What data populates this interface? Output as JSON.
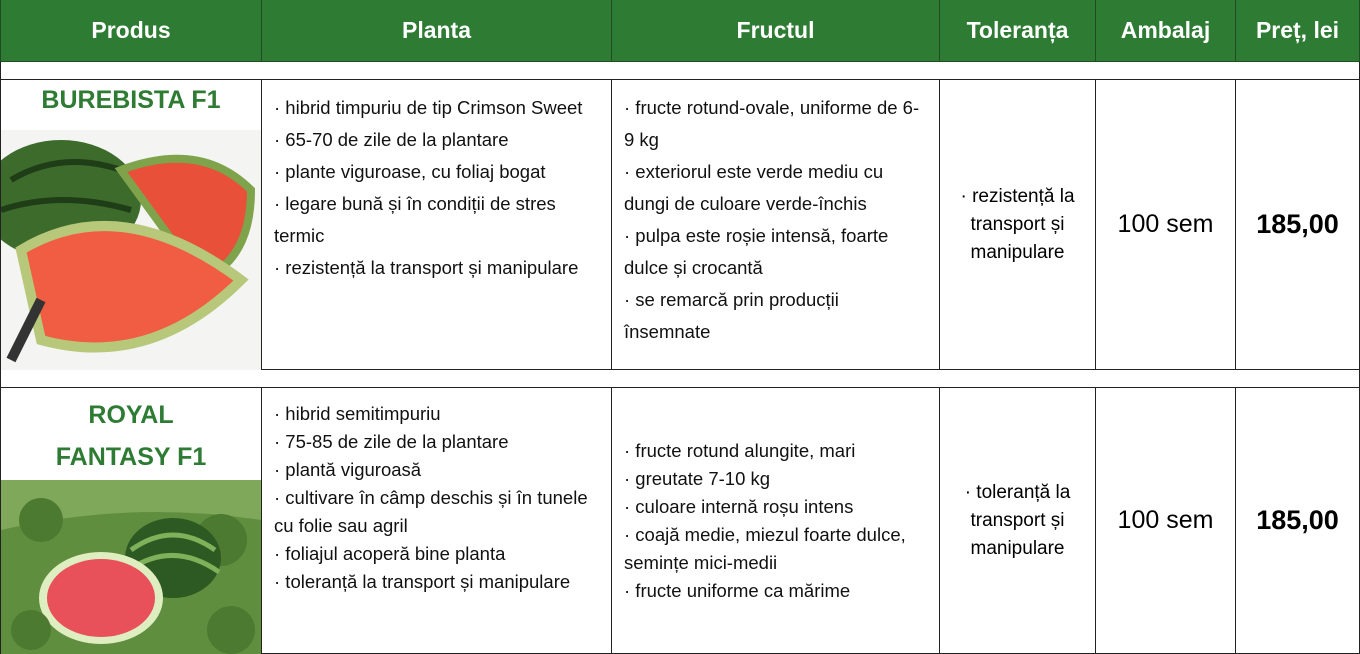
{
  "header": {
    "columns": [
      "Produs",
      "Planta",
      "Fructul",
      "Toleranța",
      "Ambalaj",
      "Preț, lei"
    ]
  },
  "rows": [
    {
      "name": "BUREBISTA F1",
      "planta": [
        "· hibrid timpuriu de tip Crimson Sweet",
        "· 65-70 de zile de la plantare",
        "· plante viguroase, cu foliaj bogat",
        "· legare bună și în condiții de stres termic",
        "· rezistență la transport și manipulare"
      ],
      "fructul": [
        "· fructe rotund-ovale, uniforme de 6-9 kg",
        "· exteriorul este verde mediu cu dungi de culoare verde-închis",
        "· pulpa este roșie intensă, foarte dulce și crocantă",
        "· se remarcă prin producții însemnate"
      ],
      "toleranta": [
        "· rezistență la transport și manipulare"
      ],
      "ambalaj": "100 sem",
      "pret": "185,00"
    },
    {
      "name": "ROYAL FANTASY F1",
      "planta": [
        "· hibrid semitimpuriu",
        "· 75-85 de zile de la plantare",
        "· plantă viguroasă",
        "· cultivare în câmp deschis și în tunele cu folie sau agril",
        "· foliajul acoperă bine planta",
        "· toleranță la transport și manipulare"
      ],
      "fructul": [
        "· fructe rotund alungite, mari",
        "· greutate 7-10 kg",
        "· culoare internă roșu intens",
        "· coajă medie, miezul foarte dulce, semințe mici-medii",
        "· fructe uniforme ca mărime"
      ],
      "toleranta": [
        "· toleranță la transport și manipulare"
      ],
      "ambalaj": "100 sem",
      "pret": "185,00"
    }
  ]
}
----
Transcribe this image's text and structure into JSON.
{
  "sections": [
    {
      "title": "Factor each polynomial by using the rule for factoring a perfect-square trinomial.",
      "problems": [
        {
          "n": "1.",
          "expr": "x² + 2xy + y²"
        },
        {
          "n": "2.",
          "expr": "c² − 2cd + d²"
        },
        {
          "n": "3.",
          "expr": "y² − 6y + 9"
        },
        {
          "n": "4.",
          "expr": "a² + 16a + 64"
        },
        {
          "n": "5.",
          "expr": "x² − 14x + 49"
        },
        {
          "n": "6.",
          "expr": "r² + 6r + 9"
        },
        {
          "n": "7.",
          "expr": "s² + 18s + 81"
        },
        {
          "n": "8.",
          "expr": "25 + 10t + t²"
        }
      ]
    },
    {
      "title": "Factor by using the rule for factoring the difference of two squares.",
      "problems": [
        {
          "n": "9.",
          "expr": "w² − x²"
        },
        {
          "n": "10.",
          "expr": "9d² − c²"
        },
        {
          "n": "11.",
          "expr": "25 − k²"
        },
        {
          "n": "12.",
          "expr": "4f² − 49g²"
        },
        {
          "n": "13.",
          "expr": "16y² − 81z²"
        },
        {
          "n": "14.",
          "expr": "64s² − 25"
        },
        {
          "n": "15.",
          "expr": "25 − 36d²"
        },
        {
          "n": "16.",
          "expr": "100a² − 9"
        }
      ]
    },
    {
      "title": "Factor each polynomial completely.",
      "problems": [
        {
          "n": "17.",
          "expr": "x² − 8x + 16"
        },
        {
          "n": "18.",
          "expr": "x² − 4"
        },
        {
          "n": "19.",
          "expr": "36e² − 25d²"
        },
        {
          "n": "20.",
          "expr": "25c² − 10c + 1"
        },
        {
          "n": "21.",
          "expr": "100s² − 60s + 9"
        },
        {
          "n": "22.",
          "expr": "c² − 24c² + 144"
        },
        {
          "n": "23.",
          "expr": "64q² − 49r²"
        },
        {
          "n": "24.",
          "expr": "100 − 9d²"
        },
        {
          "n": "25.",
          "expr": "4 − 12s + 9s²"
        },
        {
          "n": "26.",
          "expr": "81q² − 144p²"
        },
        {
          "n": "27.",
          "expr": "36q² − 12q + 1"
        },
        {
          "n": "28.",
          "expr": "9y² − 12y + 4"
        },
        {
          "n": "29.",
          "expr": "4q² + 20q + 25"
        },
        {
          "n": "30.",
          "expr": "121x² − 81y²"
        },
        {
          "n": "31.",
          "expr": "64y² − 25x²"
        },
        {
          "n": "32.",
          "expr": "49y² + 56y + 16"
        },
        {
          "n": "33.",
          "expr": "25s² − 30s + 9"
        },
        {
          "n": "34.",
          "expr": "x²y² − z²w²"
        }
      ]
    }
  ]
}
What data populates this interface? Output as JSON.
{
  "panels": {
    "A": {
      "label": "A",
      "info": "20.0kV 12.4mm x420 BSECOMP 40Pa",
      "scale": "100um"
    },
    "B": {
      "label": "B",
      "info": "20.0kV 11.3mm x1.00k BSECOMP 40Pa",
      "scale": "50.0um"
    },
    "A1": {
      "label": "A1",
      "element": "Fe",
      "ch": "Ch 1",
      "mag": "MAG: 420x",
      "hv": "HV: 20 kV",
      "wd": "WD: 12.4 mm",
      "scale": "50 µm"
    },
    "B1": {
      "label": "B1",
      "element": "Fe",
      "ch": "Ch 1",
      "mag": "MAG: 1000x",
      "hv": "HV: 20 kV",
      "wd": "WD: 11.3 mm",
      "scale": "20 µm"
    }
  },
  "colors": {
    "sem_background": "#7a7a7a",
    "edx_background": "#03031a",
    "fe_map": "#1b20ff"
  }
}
----
Goal of the exercise: Extract each line holding the string "info".

Final result:
      "info": "20.0kV 12.4mm x420 BSECOMP 40Pa",
      "info": "20.0kV 11.3mm x1.00k BSECOMP 40Pa",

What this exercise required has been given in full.